___ DATASET ENTRIES ___

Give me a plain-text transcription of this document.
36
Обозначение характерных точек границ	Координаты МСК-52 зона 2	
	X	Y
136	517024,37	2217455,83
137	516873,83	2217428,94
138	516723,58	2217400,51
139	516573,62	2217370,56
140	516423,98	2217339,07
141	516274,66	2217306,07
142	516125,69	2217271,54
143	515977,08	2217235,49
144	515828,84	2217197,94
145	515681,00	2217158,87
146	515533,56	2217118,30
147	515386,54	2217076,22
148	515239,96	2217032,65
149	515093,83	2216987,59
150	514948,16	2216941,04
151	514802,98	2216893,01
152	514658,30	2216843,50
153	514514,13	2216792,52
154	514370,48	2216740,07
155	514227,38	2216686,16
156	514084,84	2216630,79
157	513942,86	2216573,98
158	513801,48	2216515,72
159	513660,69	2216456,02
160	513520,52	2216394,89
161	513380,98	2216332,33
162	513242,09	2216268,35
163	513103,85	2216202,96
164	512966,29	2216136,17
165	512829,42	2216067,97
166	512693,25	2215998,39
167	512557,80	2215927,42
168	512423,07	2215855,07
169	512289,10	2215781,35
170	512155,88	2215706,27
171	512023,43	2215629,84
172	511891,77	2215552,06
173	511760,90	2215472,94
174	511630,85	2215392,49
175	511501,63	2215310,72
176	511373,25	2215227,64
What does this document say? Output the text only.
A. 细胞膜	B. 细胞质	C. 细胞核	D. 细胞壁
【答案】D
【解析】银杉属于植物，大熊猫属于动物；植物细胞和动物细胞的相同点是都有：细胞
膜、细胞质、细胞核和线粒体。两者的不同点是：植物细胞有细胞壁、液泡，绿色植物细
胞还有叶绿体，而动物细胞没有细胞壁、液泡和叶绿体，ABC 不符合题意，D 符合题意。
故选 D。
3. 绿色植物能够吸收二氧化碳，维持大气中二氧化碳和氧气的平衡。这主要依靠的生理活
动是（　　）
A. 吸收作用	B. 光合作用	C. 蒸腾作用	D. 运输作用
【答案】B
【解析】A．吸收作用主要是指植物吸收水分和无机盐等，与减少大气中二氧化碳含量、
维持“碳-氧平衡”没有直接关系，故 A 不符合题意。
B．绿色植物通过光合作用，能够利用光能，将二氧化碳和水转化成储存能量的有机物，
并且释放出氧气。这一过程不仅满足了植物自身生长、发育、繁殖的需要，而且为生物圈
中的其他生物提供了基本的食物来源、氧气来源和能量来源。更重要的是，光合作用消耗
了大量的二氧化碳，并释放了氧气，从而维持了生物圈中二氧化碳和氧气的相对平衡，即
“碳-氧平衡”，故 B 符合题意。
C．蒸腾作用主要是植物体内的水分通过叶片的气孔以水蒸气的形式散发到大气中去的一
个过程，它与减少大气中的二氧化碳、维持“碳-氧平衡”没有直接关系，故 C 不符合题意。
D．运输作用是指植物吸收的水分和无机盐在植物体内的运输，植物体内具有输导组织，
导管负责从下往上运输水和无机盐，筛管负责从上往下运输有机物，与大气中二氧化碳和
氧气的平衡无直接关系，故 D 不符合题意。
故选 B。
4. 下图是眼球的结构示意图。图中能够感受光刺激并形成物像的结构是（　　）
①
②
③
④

___

* [TASK PROMPT]
Return each line of the records above exactly as it reads.

* [FINAL RESULT]
Give me a plain-text transcription of this document.
36
Обозначение характерных точек границ	Координаты МСК-52 зона 2	
	X	Y
136	517024,37	2217455,83
137	516873,83	2217428,94
138	516723,58	2217400,51
139	516573,62	2217370,56
140	516423,98	2217339,07
141	516274,66	2217306,07
142	516125,69	2217271,54
143	515977,08	2217235,49
144	515828,84	2217197,94
145	515681,00	2217158,87
146	515533,56	2217118,30
147	515386,54	2217076,22
148	515239,96	2217032,65
149	515093,83	2216987,59
150	514948,16	2216941,04
151	514802,98	2216893,01
152	514658,30	2216843,50
153	514514,13	2216792,52
154	514370,48	2216740,07
155	514227,38	2216686,16
156	514084,84	2216630,79
157	513942,86	2216573,98
158	513801,48	2216515,72
159	513660,69	2216456,02
160	513520,52	2216394,89
161	513380,98	2216332,33
162	513242,09	2216268,35
163	513103,85	2216202,96
164	512966,29	2216136,17
165	512829,42	2216067,97
166	512693,25	2215998,39
167	512557,80	2215927,42
168	512423,07	2215855,07
169	512289,10	2215781,35
170	512155,88	2215706,27
171	512023,43	2215629,84
172	511891,77	2215552,06
173	511760,90	2215472,94
174	511630,85	2215392,49
175	511501,63	2215310,72
176	511373,25	2215227,64
What does this document say? Output the text only.
A. 细胞膜	B. 细胞质	C. 细胞核	D. 细胞壁
【答案】D
【解析】银杉属于植物，大熊猫属于动物；植物细胞和动物细胞的相同点是都有：细胞
膜、细胞质、细胞核和线粒体。两者的不同点是：植物细胞有细胞壁、液泡，绿色植物细
胞还有叶绿体，而动物细胞没有细胞壁、液泡和叶绿体，ABC 不符合题意，D 符合题意。
故选 D。
3. 绿色植物能够吸收二氧化碳，维持大气中二氧化碳和氧气的平衡。这主要依靠的生理活
动是（　　）
A. 吸收作用	B. 光合作用	C. 蒸腾作用	D. 运输作用
【答案】B
【解析】A．吸收作用主要是指植物吸收水分和无机盐等，与减少大气中二氧化碳含量、
维持“碳-氧平衡”没有直接关系，故 A 不符合题意。
B．绿色植物通过光合作用，能够利用光能，将二氧化碳和水转化成储存能量的有机物，
并且释放出氧气。这一过程不仅满足了植物自身生长、发育、繁殖的需要，而且为生物圈
中的其他生物提供了基本的食物来源、氧气来源和能量来源。更重要的是，光合作用消耗
了大量的二氧化碳，并释放了氧气，从而维持了生物圈中二氧化碳和氧气的相对平衡，即
“碳-氧平衡”，故 B 符合题意。
C．蒸腾作用主要是植物体内的水分通过叶片的气孔以水蒸气的形式散发到大气中去的一
个过程，它与减少大气中的二氧化碳、维持“碳-氧平衡”没有直接关系，故 C 不符合题意。
D．运输作用是指植物吸收的水分和无机盐在植物体内的运输，植物体内具有输导组织，
导管负责从下往上运输水和无机盐，筛管负责从上往下运输有机物，与大气中二氧化碳和
氧气的平衡无直接关系，故 D 不符合题意。
故选 B。
4. 下图是眼球的结构示意图。图中能够感受光刺激并形成物像的结构是（　　）
①
②
③
④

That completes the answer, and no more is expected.